══ Entries supplied ══
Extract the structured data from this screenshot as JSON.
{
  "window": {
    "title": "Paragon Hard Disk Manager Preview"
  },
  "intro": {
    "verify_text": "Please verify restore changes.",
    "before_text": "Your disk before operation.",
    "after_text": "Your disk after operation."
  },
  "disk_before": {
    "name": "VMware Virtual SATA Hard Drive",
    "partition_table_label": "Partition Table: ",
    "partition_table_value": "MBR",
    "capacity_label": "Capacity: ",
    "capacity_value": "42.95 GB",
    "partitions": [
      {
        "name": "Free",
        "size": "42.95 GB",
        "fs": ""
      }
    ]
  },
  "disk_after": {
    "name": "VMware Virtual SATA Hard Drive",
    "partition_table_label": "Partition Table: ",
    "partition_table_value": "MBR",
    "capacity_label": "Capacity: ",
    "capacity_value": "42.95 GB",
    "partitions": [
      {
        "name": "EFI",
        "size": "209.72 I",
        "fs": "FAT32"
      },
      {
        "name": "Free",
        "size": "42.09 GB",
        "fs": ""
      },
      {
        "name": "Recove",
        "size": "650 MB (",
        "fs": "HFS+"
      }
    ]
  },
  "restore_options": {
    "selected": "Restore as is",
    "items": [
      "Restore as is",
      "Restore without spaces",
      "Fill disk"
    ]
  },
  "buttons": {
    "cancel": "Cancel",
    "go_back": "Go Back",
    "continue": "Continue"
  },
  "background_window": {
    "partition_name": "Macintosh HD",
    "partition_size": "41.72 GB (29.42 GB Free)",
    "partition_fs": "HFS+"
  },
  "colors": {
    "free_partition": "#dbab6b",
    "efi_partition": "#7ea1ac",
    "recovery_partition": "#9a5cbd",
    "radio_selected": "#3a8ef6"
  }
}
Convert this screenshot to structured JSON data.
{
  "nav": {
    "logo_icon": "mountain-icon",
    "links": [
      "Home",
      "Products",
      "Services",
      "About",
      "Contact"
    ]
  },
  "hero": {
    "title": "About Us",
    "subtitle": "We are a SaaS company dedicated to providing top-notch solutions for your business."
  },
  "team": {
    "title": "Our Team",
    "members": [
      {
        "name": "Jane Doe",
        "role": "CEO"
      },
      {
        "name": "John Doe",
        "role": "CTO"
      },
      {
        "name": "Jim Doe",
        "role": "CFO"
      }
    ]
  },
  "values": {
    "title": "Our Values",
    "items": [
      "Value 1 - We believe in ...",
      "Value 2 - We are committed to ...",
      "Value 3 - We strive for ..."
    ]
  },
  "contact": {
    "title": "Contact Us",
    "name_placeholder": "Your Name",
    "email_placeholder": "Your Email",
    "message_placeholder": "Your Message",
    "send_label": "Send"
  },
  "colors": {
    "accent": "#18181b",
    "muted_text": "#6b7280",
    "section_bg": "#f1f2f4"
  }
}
═══
§ **The exercise**
Repeat all of the records above exactly as they appear.

§ **The response**
Extract the structured data from this screenshot as JSON.
{
  "window": {
    "title": "Paragon Hard Disk Manager Preview"
  },
  "intro": {
    "verify_text": "Please verify restore changes.",
    "before_text": "Your disk before operation.",
    "after_text": "Your disk after operation."
  },
  "disk_before": {
    "name": "VMware Virtual SATA Hard Drive",
    "partition_table_label": "Partition Table: ",
    "partition_table_value": "MBR",
    "capacity_label": "Capacity: ",
    "capacity_value": "42.95 GB",
    "partitions": [
      {
        "name": "Free",
        "size": "42.95 GB",
        "fs": ""
      }
    ]
  },
  "disk_after": {
    "name": "VMware Virtual SATA Hard Drive",
    "partition_table_label": "Partition Table: ",
    "partition_table_value": "MBR",
    "capacity_label": "Capacity: ",
    "capacity_value": "42.95 GB",
    "partitions": [
      {
        "name": "EFI",
        "size": "209.72 I",
        "fs": "FAT32"
      },
      {
        "name": "Free",
        "size": "42.09 GB",
        "fs": ""
      },
      {
        "name": "Recove",
        "size": "650 MB (",
        "fs": "HFS+"
      }
    ]
  },
  "restore_options": {
    "selected": "Restore as is",
    "items": [
      "Restore as is",
      "Restore without spaces",
      "Fill disk"
    ]
  },
  "buttons": {
    "cancel": "Cancel",
    "go_back": "Go Back",
    "continue": "Continue"
  },
  "background_window": {
    "partition_name": "Macintosh HD",
    "partition_size": "41.72 GB (29.42 GB Free)",
    "partition_fs": "HFS+"
  },
  "colors": {
    "free_partition": "#dbab6b",
    "efi_partition": "#7ea1ac",
    "recovery_partition": "#9a5cbd",
    "radio_selected": "#3a8ef6"
  }
}
Convert this screenshot to structured JSON data.
{
  "nav": {
    "logo_icon": "mountain-icon",
    "links": [
      "Home",
      "Products",
      "Services",
      "About",
      "Contact"
    ]
  },
  "hero": {
    "title": "About Us",
    "subtitle": "We are a SaaS company dedicated to providing top-notch solutions for your business."
  },
  "team": {
    "title": "Our Team",
    "members": [
      {
        "name": "Jane Doe",
        "role": "CEO"
      },
      {
        "name": "John Doe",
        "role": "CTO"
      },
      {
        "name": "Jim Doe",
        "role": "CFO"
      }
    ]
  },
  "values": {
    "title": "Our Values",
    "items": [
      "Value 1 - We believe in ...",
      "Value 2 - We are committed to ...",
      "Value 3 - We strive for ..."
    ]
  },
  "contact": {
    "title": "Contact Us",
    "name_placeholder": "Your Name",
    "email_placeholder": "Your Email",
    "message_placeholder": "Your Message",
    "send_label": "Send"
  },
  "colors": {
    "accent": "#18181b",
    "muted_text": "#6b7280",
    "section_bg": "#f1f2f4"
  }
}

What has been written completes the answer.